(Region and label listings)
━━━━━━━━━━━━━━━━━━━━━━━━━━━━━━

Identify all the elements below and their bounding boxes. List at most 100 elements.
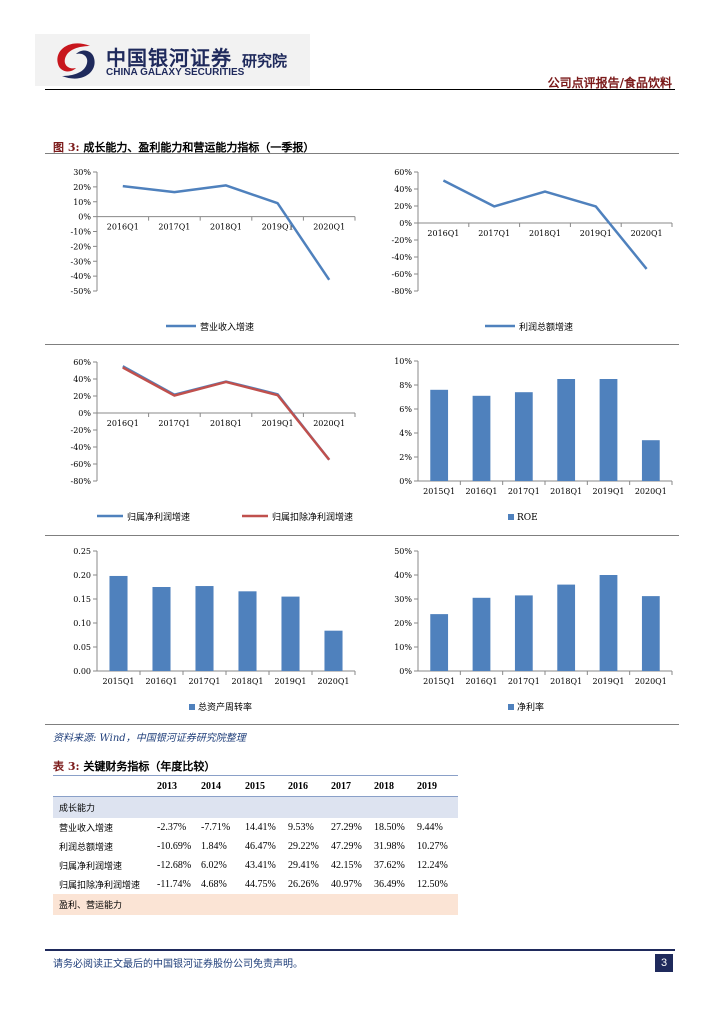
footer-disclaimer: 请务必阅读正文最后的中国银河证券股份公司免责声明。 bbox=[53, 959, 303, 970]
y-tick-label: -80% bbox=[71, 477, 92, 486]
table-cell: 37.62% bbox=[374, 860, 405, 871]
x-tick-label: 2019Q1 bbox=[262, 419, 294, 428]
table-label: 表 3: bbox=[53, 760, 80, 773]
table-cell: 10.27% bbox=[417, 841, 448, 852]
bar bbox=[472, 395, 491, 481]
year-header: 2014 bbox=[197, 775, 241, 797]
y-tick-label: 40% bbox=[73, 375, 91, 384]
y-tick-label: 0.25 bbox=[73, 547, 91, 556]
x-tick-label: 2018Q1 bbox=[550, 487, 582, 496]
y-tick-label: 20% bbox=[394, 619, 412, 628]
y-tick-label: 30% bbox=[394, 595, 412, 604]
x-tick-label: 2019Q1 bbox=[262, 223, 294, 232]
y-tick-label: 20% bbox=[394, 202, 412, 211]
y-tick-label: 60% bbox=[73, 358, 91, 367]
y-tick-label: 0.10 bbox=[73, 619, 91, 628]
year-header: 2015 bbox=[241, 775, 284, 797]
table-cell: -11.74% bbox=[157, 879, 191, 890]
bar bbox=[514, 595, 533, 671]
y-tick-label: 0% bbox=[78, 409, 91, 418]
y-tick-label: -20% bbox=[71, 426, 92, 435]
bar bbox=[430, 389, 449, 481]
bar bbox=[152, 587, 171, 671]
bar bbox=[599, 379, 618, 481]
figure-label: 图 3: bbox=[53, 141, 80, 154]
table-cell: -7.71% bbox=[201, 822, 231, 833]
legend-label: ROE bbox=[517, 513, 538, 523]
y-tick-label: -40% bbox=[71, 443, 92, 452]
x-tick-label: 2020Q1 bbox=[635, 677, 667, 686]
x-tick-label: 2016Q1 bbox=[427, 229, 459, 238]
x-tick-label: 2019Q1 bbox=[580, 229, 612, 238]
table-cell: 43.41% bbox=[245, 860, 276, 871]
y-tick-label: -40% bbox=[392, 253, 413, 262]
y-tick-label: 2% bbox=[399, 453, 412, 462]
y-tick-label: -60% bbox=[71, 460, 92, 469]
x-tick-label: 2015Q1 bbox=[423, 677, 455, 686]
y-tick-label: -10% bbox=[71, 228, 92, 237]
galaxy-logo-icon bbox=[57, 43, 95, 79]
table-cell: 9.53% bbox=[288, 822, 314, 833]
figure-source: 资料来源: Wind，中国银河证券研究院整理 bbox=[53, 733, 246, 744]
revenue-growth-chart: 30% 20% 10% 0% -10% -20% -30% -40% -50% 2016Q1 201… bbox=[71, 168, 356, 333]
y-tick-label: -40% bbox=[71, 272, 92, 281]
y-tick-label: 50% bbox=[394, 547, 412, 556]
row-label: 营业收入增速 bbox=[59, 824, 114, 834]
y-tick-label: 30% bbox=[73, 168, 91, 177]
section-row: 成长能力 bbox=[53, 796, 458, 818]
bar bbox=[430, 614, 449, 671]
series-line bbox=[122, 184, 331, 281]
header-rule bbox=[45, 89, 675, 90]
figure-title: 图 3: 成长能力、盈利能力和营运能力指标（一季报） bbox=[53, 139, 314, 155]
y-tick-label: 0% bbox=[399, 219, 412, 228]
x-tick-label: 2015Q1 bbox=[102, 677, 134, 686]
y-tick-label: -20% bbox=[71, 242, 92, 251]
figure-row-rule-2 bbox=[45, 535, 679, 536]
legend-label: 净利率 bbox=[517, 701, 544, 713]
x-tick-label: 2018Q1 bbox=[550, 677, 582, 686]
x-tick-label: 2016Q1 bbox=[145, 677, 177, 686]
bar bbox=[472, 597, 491, 671]
y-tick-label: 20% bbox=[73, 183, 91, 192]
table-cell: -10.69% bbox=[157, 841, 192, 852]
x-tick-label: 2020Q1 bbox=[313, 223, 345, 232]
table-cell: 1.84% bbox=[201, 841, 227, 852]
bar bbox=[195, 586, 214, 671]
y-tick-label: -50% bbox=[71, 287, 92, 296]
x-tick-label: 2019Q1 bbox=[274, 677, 306, 686]
table-cell: 31.98% bbox=[374, 841, 405, 852]
legend-swatch bbox=[508, 514, 514, 520]
legend-label: 归属净利润增速 bbox=[127, 511, 190, 523]
x-tick-label: 2020Q1 bbox=[317, 677, 349, 686]
x-tick-label: 2016Q1 bbox=[465, 487, 497, 496]
bar bbox=[641, 596, 660, 671]
table-cell: 27.29% bbox=[331, 822, 362, 833]
row-label: 归属净利润增速 bbox=[59, 862, 123, 872]
year-header: 2013 bbox=[153, 775, 197, 797]
logo-institute: 研究院 bbox=[242, 52, 288, 70]
table-cell: 14.41% bbox=[245, 822, 276, 833]
x-tick-label: 2018Q1 bbox=[210, 223, 242, 232]
series-line bbox=[442, 179, 648, 270]
table-row: 利润总额增速 -10.69% 1.84% 46.47% 29.22% 47.29… bbox=[53, 837, 458, 856]
table-cell: 47.29% bbox=[331, 841, 362, 852]
table-title-text: 关键财务指标（年度比较） bbox=[83, 760, 216, 773]
x-tick-label: 2016Q1 bbox=[107, 419, 139, 428]
year-header: 2018 bbox=[370, 775, 413, 797]
year-header: 2019 bbox=[413, 775, 458, 797]
bar bbox=[109, 575, 128, 671]
section-label: 盈利、营运能力 bbox=[53, 894, 153, 915]
x-tick-label: 2016Q1 bbox=[107, 223, 139, 232]
series-line bbox=[122, 366, 331, 461]
y-tick-label: 4% bbox=[399, 429, 412, 438]
table-cell: 46.47% bbox=[245, 841, 276, 852]
legend-swatch bbox=[189, 704, 195, 710]
year-header: 2016 bbox=[284, 775, 327, 797]
table-cell: -12.68% bbox=[157, 860, 192, 871]
y-tick-label: 10% bbox=[394, 357, 412, 366]
x-tick-label: 2020Q1 bbox=[635, 487, 667, 496]
legend-swatch bbox=[508, 704, 514, 710]
bar bbox=[514, 392, 533, 481]
x-tick-label: 2017Q1 bbox=[508, 677, 540, 686]
profit-growth-chart: 60% 40% 20% 0% -20% -40% -60% -80% 2016Q1 2017Q1 2… bbox=[392, 168, 673, 333]
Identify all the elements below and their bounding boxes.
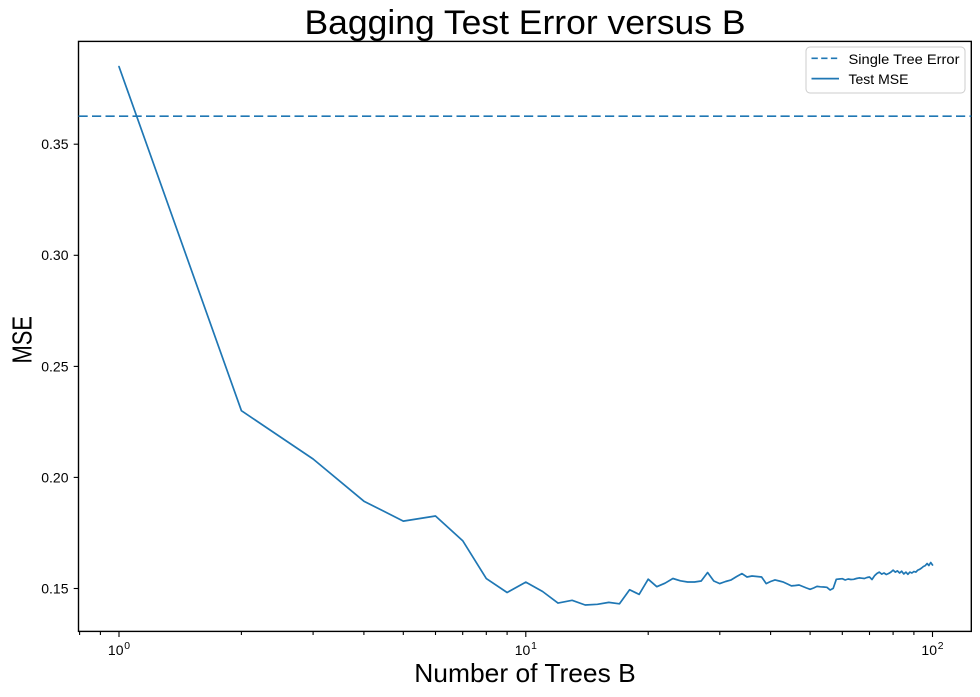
svg-text:Bagging Test Error versus B: Bagging Test Error versus B xyxy=(305,4,746,42)
svg-text:0.25: 0.25 xyxy=(41,358,68,374)
svg-text:Number of Trees B: Number of Trees B xyxy=(414,658,636,688)
svg-text:0.20: 0.20 xyxy=(41,469,68,485)
svg-text:0.15: 0.15 xyxy=(41,580,68,596)
svg-text:0.30: 0.30 xyxy=(41,247,68,263)
svg-text:Test MSE: Test MSE xyxy=(849,71,909,87)
svg-text:Single Tree Error: Single Tree Error xyxy=(849,51,960,67)
svg-text:0.35: 0.35 xyxy=(41,136,68,152)
svg-text:MSE: MSE xyxy=(7,316,38,364)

━━━━━━━━━━━━━━━━━━━━━━━━━━━━━━

Rewrite every listing with "Identify" replaced by "Locate" and all other text unchanged. Leave the pictures out of the result.

Locate all the elements below and their bounding boxes. List at most 100 elements.
footer-disclaimer: 请务必阅读正文最后的中国银河证券股份公司免责声明。 bbox=[53, 959, 303, 970]
y-tick-label: -80% bbox=[71, 477, 92, 486]
table-cell: 37.62% bbox=[374, 860, 405, 871]
x-tick-label: 2019Q1 bbox=[262, 419, 294, 428]
table-label: 表 3: bbox=[53, 760, 80, 773]
table-cell: 10.27% bbox=[417, 841, 448, 852]
bar bbox=[472, 395, 491, 481]
year-header: 2014 bbox=[197, 775, 241, 797]
y-tick-label: 40% bbox=[73, 375, 91, 384]
y-tick-label: 0.25 bbox=[73, 547, 91, 556]
x-tick-label: 2018Q1 bbox=[550, 487, 582, 496]
y-tick-label: 20% bbox=[394, 619, 412, 628]
y-tick-label: 30% bbox=[394, 595, 412, 604]
x-tick-label: 2019Q1 bbox=[262, 223, 294, 232]
y-tick-label: 20% bbox=[394, 202, 412, 211]
y-tick-label: 60% bbox=[73, 358, 91, 367]
y-tick-label: 0.10 bbox=[73, 619, 91, 628]
year-header: 2015 bbox=[241, 775, 284, 797]
table-cell: -11.74% bbox=[157, 879, 191, 890]
bar bbox=[514, 595, 533, 671]
y-tick-label: 0% bbox=[78, 409, 91, 418]
y-tick-label: -20% bbox=[71, 426, 92, 435]
bar bbox=[430, 389, 449, 481]
bar bbox=[152, 587, 171, 671]
bar bbox=[599, 379, 618, 481]
figure-label: 图 3: bbox=[53, 141, 80, 154]
table-cell: -7.71% bbox=[201, 822, 231, 833]
legend-label: ROE bbox=[517, 513, 538, 523]
y-tick-label: -40% bbox=[71, 443, 92, 452]
x-tick-label: 2020Q1 bbox=[635, 677, 667, 686]
x-tick-label: 2016Q1 bbox=[427, 229, 459, 238]
x-tick-label: 2019Q1 bbox=[580, 229, 612, 238]
table-cell: 43.41% bbox=[245, 860, 276, 871]
y-tick-label: -40% bbox=[392, 253, 413, 262]
y-tick-label: 2% bbox=[399, 453, 412, 462]
y-tick-label: -60% bbox=[71, 460, 92, 469]
x-tick-label: 2015Q1 bbox=[423, 677, 455, 686]
y-tick-label: -10% bbox=[71, 228, 92, 237]
galaxy-logo-icon bbox=[57, 43, 95, 79]
table-cell: 9.53% bbox=[288, 822, 314, 833]
figure-source: 资料来源: Wind，中国银河证券研究院整理 bbox=[53, 733, 246, 744]
revenue-growth-chart: 30% 20% 10% 0% -10% -20% -30% -40% -50% 2016Q1 201… bbox=[71, 168, 356, 333]
y-tick-label: -40% bbox=[71, 272, 92, 281]
y-tick-label: 50% bbox=[394, 547, 412, 556]
row-label: 营业收入增速 bbox=[59, 824, 114, 834]
y-tick-label: 30% bbox=[73, 168, 91, 177]
section-row: 成长能力 bbox=[53, 796, 458, 818]
bar bbox=[430, 614, 449, 671]
series-line bbox=[122, 184, 331, 281]
header-rule bbox=[45, 89, 675, 90]
figure-title: 图 3: 成长能力、盈利能力和营运能力指标（一季报） bbox=[53, 139, 314, 155]
y-tick-label: 0% bbox=[399, 219, 412, 228]
x-tick-label: 2015Q1 bbox=[102, 677, 134, 686]
y-tick-label: -20% bbox=[71, 242, 92, 251]
figure-row-rule-2 bbox=[45, 535, 679, 536]
legend-label: 净利率 bbox=[517, 701, 544, 713]
x-tick-label: 2018Q1 bbox=[550, 677, 582, 686]
x-tick-label: 2016Q1 bbox=[145, 677, 177, 686]
bar bbox=[472, 597, 491, 671]
y-tick-label: 20% bbox=[73, 183, 91, 192]
table-cell: -10.69% bbox=[157, 841, 192, 852]
x-tick-label: 2020Q1 bbox=[313, 223, 345, 232]
table-cell: 1.84% bbox=[201, 841, 227, 852]
bar bbox=[195, 586, 214, 671]
y-tick-label: -50% bbox=[71, 287, 92, 296]
x-tick-label: 2019Q1 bbox=[274, 677, 306, 686]
table-cell: 31.98% bbox=[374, 841, 405, 852]
legend-swatch bbox=[508, 514, 514, 520]
legend-label: 归属净利润增速 bbox=[127, 511, 190, 523]
x-tick-label: 2020Q1 bbox=[317, 677, 349, 686]
x-tick-label: 2016Q1 bbox=[465, 487, 497, 496]
bar bbox=[641, 596, 660, 671]
table-cell: 27.29% bbox=[331, 822, 362, 833]
row-label: 归属净利润增速 bbox=[59, 862, 123, 872]
year-header: 2013 bbox=[153, 775, 197, 797]
logo-institute: 研究院 bbox=[242, 52, 288, 70]
table-cell: 14.41% bbox=[245, 822, 276, 833]
x-tick-label: 2018Q1 bbox=[210, 223, 242, 232]
series-line bbox=[442, 179, 648, 270]
table-row: 利润总额增速 -10.69% 1.84% 46.47% 29.22% 47.29… bbox=[53, 837, 458, 856]
table-cell: 47.29% bbox=[331, 841, 362, 852]
table-title-text: 关键财务指标（年度比较） bbox=[83, 760, 216, 773]
x-tick-label: 2016Q1 bbox=[107, 419, 139, 428]
year-header: 2018 bbox=[370, 775, 413, 797]
year-header: 2019 bbox=[413, 775, 458, 797]
bar bbox=[109, 575, 128, 671]
section-label: 盈利、营运能力 bbox=[53, 894, 153, 915]
x-tick-label: 2016Q1 bbox=[107, 223, 139, 232]
series-line bbox=[122, 366, 331, 461]
y-tick-label: 4% bbox=[399, 429, 412, 438]
table-cell: 46.47% bbox=[245, 841, 276, 852]
legend-swatch bbox=[189, 704, 195, 710]
year-header: 2016 bbox=[284, 775, 327, 797]
table-cell: -12.68% bbox=[157, 860, 192, 871]
y-tick-label: 10% bbox=[394, 357, 412, 366]
x-tick-label: 2020Q1 bbox=[635, 487, 667, 496]
legend-swatch bbox=[508, 704, 514, 710]
bar bbox=[514, 392, 533, 481]
x-tick-label: 2017Q1 bbox=[508, 677, 540, 686]
profit-growth-chart: 60% 40% 20% 0% -20% -40% -60% -80% 2016Q1 2017Q1 2… bbox=[392, 168, 673, 333]
Locate all the elements below and their bounding boxes.
svg-text:Bagging Test Error versus B: Bagging Test Error versus B xyxy=(305,4,746,42)
svg-text:0.25: 0.25 xyxy=(41,358,68,374)
svg-text:Number of Trees B: Number of Trees B xyxy=(414,658,636,688)
svg-text:0.20: 0.20 xyxy=(41,469,68,485)
svg-text:0.15: 0.15 xyxy=(41,580,68,596)
svg-text:0.30: 0.30 xyxy=(41,247,68,263)
svg-text:Test MSE: Test MSE xyxy=(849,71,909,87)
svg-text:Single Tree Error: Single Tree Error xyxy=(849,51,960,67)
svg-text:0.35: 0.35 xyxy=(41,136,68,152)
svg-text:MSE: MSE xyxy=(7,316,38,364)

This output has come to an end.